**INFORMATION SHOWN:**
=== Begin Enclosure ===
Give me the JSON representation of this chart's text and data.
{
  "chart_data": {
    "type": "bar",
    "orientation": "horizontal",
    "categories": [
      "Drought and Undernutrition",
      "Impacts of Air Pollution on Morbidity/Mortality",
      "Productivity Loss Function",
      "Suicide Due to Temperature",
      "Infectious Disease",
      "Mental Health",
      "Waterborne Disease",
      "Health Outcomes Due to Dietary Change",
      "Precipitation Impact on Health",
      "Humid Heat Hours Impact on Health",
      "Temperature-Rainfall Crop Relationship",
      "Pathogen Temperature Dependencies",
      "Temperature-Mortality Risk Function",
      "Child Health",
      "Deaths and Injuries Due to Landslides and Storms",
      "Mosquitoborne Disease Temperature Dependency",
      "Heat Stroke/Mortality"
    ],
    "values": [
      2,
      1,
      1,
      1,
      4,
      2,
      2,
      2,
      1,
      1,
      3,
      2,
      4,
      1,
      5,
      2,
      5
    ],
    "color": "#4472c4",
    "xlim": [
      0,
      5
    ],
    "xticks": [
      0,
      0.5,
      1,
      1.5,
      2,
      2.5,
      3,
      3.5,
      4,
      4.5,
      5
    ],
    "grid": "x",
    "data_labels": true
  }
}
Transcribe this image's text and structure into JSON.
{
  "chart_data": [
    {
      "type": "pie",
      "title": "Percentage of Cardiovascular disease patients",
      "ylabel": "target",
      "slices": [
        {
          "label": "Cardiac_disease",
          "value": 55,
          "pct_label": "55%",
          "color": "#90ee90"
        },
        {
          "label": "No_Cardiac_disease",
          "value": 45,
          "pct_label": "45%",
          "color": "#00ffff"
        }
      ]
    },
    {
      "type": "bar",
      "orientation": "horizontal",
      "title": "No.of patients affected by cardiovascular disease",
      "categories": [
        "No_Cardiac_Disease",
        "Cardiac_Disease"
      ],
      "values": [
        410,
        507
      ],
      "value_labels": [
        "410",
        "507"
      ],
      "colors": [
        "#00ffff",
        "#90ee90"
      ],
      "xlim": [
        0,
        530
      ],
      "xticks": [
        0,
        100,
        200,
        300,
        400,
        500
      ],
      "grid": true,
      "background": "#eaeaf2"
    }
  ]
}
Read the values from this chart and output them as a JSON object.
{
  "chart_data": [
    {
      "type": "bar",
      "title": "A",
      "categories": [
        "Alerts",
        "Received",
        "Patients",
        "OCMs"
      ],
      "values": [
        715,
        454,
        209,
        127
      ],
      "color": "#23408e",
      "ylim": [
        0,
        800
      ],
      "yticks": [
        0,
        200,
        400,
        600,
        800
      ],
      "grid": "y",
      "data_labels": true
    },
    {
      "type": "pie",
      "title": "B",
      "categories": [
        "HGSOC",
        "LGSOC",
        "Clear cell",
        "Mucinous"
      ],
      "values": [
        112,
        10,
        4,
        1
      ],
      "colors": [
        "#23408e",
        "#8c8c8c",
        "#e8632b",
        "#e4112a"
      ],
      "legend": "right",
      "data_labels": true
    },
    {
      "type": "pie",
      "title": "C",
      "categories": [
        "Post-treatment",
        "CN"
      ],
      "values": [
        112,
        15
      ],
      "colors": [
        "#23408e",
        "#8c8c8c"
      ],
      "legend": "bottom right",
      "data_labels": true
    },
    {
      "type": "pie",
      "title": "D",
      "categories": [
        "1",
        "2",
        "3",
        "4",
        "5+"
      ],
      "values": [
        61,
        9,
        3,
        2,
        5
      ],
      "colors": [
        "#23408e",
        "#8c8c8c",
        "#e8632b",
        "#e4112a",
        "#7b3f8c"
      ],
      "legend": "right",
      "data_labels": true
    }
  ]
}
=== End Enclosure ===
**WHAT TO PRODUCE:** Emit the records above again, exactly, with no line skipped.

**TASK RESPONSE:**
Give me the JSON representation of this chart's text and data.
{
  "chart_data": {
    "type": "bar",
    "orientation": "horizontal",
    "categories": [
      "Drought and Undernutrition",
      "Impacts of Air Pollution on Morbidity/Mortality",
      "Productivity Loss Function",
      "Suicide Due to Temperature",
      "Infectious Disease",
      "Mental Health",
      "Waterborne Disease",
      "Health Outcomes Due to Dietary Change",
      "Precipitation Impact on Health",
      "Humid Heat Hours Impact on Health",
      "Temperature-Rainfall Crop Relationship",
      "Pathogen Temperature Dependencies",
      "Temperature-Mortality Risk Function",
      "Child Health",
      "Deaths and Injuries Due to Landslides and Storms",
      "Mosquitoborne Disease Temperature Dependency",
      "Heat Stroke/Mortality"
    ],
    "values": [
      2,
      1,
      1,
      1,
      4,
      2,
      2,
      2,
      1,
      1,
      3,
      2,
      4,
      1,
      5,
      2,
      5
    ],
    "color": "#4472c4",
    "xlim": [
      0,
      5
    ],
    "xticks": [
      0,
      0.5,
      1,
      1.5,
      2,
      2.5,
      3,
      3.5,
      4,
      4.5,
      5
    ],
    "grid": "x",
    "data_labels": true
  }
}
Transcribe this image's text and structure into JSON.
{
  "chart_data": [
    {
      "type": "pie",
      "title": "Percentage of Cardiovascular disease patients",
      "ylabel": "target",
      "slices": [
        {
          "label": "Cardiac_disease",
          "value": 55,
          "pct_label": "55%",
          "color": "#90ee90"
        },
        {
          "label": "No_Cardiac_disease",
          "value": 45,
          "pct_label": "45%",
          "color": "#00ffff"
        }
      ]
    },
    {
      "type": "bar",
      "orientation": "horizontal",
      "title": "No.of patients affected by cardiovascular disease",
      "categories": [
        "No_Cardiac_Disease",
        "Cardiac_Disease"
      ],
      "values": [
        410,
        507
      ],
      "value_labels": [
        "410",
        "507"
      ],
      "colors": [
        "#00ffff",
        "#90ee90"
      ],
      "xlim": [
        0,
        530
      ],
      "xticks": [
        0,
        100,
        200,
        300,
        400,
        500
      ],
      "grid": true,
      "background": "#eaeaf2"
    }
  ]
}
Read the values from this chart and output them as a JSON object.
{
  "chart_data": [
    {
      "type": "bar",
      "title": "A",
      "categories": [
        "Alerts",
        "Received",
        "Patients",
        "OCMs"
      ],
      "values": [
        715,
        454,
        209,
        127
      ],
      "color": "#23408e",
      "ylim": [
        0,
        800
      ],
      "yticks": [
        0,
        200,
        400,
        600,
        800
      ],
      "grid": "y",
      "data_labels": true
    },
    {
      "type": "pie",
      "title": "B",
      "categories": [
        "HGSOC",
        "LGSOC",
        "Clear cell",
        "Mucinous"
      ],
      "values": [
        112,
        10,
        4,
        1
      ],
      "colors": [
        "#23408e",
        "#8c8c8c",
        "#e8632b",
        "#e4112a"
      ],
      "legend": "right",
      "data_labels": true
    },
    {
      "type": "pie",
      "title": "C",
      "categories": [
        "Post-treatment",
        "CN"
      ],
      "values": [
        112,
        15
      ],
      "colors": [
        "#23408e",
        "#8c8c8c"
      ],
      "legend": "bottom right",
      "data_labels": true
    },
    {
      "type": "pie",
      "title": "D",
      "categories": [
        "1",
        "2",
        "3",
        "4",
        "5+"
      ],
      "values": [
        61,
        9,
        3,
        2,
        5
      ],
      "colors": [
        "#23408e",
        "#8c8c8c",
        "#e8632b",
        "#e4112a",
        "#7b3f8c"
      ],
      "legend": "right",
      "data_labels": true
    }
  ]
}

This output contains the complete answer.